-- Start Extracted information --

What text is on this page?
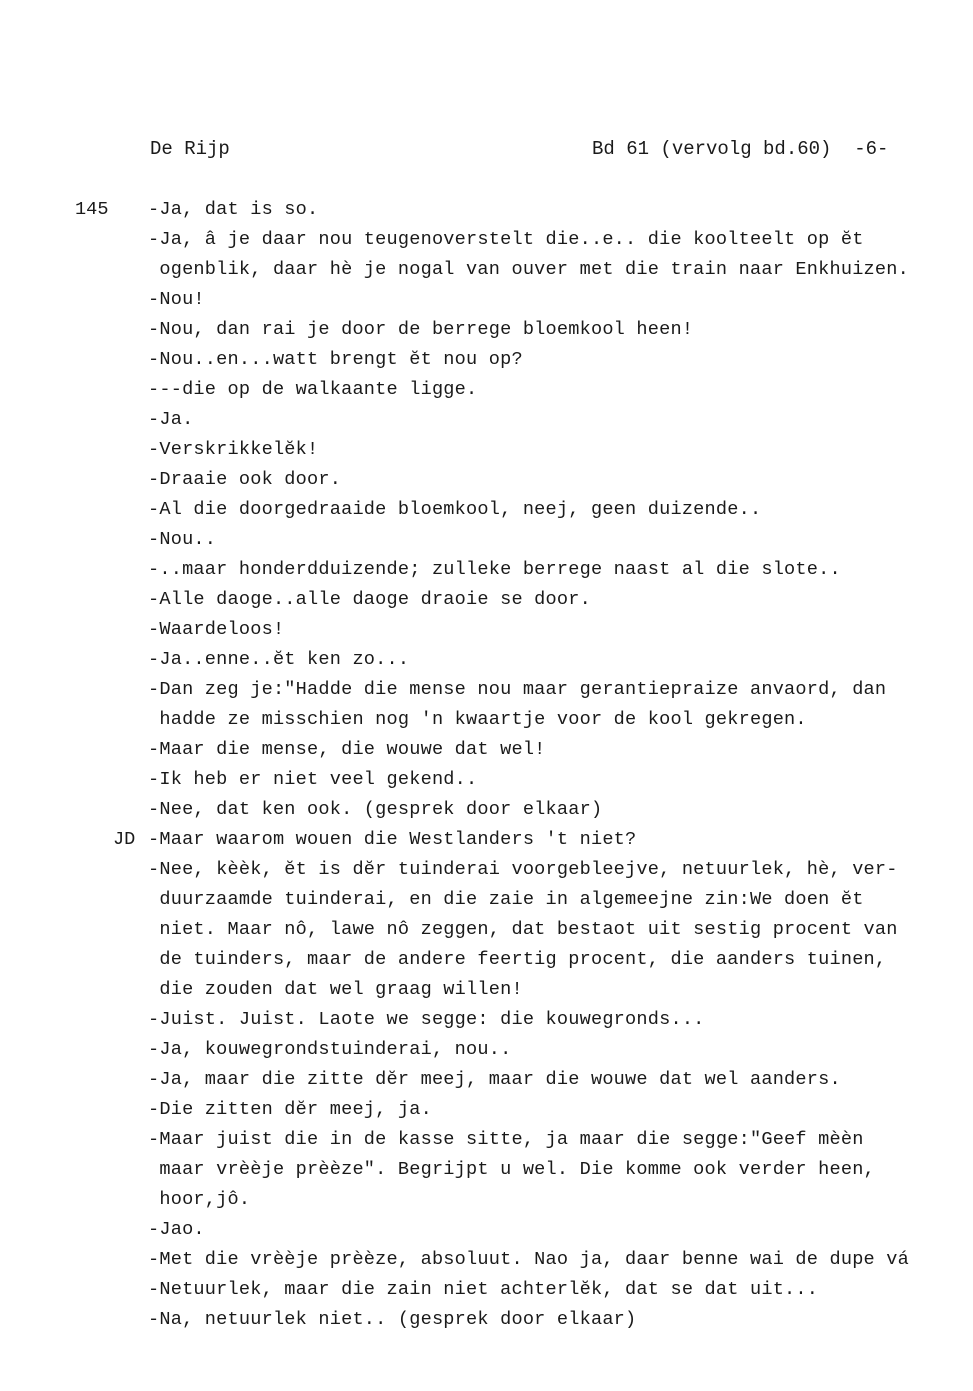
De Rijp	Bd 61 (vervolg bd.60)  -6-
145
JD
-Ja, dat is so.
-Ja, â je daar nou teugenoverstelt die..e.. die koolteelt op ĕt
ogenblik, daar hè je nogal van ouver met die train naar Enkhuizen.
-Nou!
-Nou, dan rai je door de berrege bloemkool heen!
-Nou..en...watt brengt ĕt nou op?
---die op de walkaante ligge.
-Ja.
-Verskrikkelĕk!
-Draaie ook door.
-Al die doorgedraaide bloemkool, neej, geen duizende..
-Nou..
-..maar honderdduizende; zulleke berrege naast al die slote..
-Alle daoge..alle daoge draoie se door.
-Waardeloos!
-Ja..enne..ĕt ken zo...
-Dan zeg je:"Hadde die mense nou maar gerantiepraize anvaord, dan
hadde ze misschien nog 'n kwaartje voor de kool gekregen.
-Maar die mense, die wouwe dat wel!
-Ik heb er niet veel gekend..
-Nee, dat ken ook. (gesprek door elkaar)
-Maar waarom wouen die Westlanders 't niet?
-Nee, kèèk, ĕt is dĕr tuinderai voorgebleejve, netuurlek, hè, ver-
duurzaamde tuinderai, en die zaie in algemeejne zin:We doen ĕt
niet. Maar nô, lawe nô zeggen, dat bestaot uit sestig procent van
de tuinders, maar de andere feertig procent, die aanders tuinen,
die zouden dat wel graag willen!
-Juist. Juist. Laote we segge: die kouwegronds...
-Ja, kouwegrondstuinderai, nou..
-Ja, maar die zitte dĕr meej, maar die wouwe dat wel aanders.
-Die zitten dĕr meej, ja.
-Maar juist die in de kasse sitte, ja maar die segge:"Geef mèèn
maar vrèèje prèèze". Begrijpt u wel. Die komme ook verder heen,
hoor,jô.
-Jao.
-Met die vrèèje prèèze, absoluut. Nao ja, daar benne wai de dupe vá
-Netuurlek, maar die zain niet achterlĕk, dat se dat uit...
-Na, netuurlek niet.. (gesprek door elkaar)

-- End Extracted information --

## The problem
What is the number of lines in the records that contain "elkaar"? Give that number only.

## The reply
2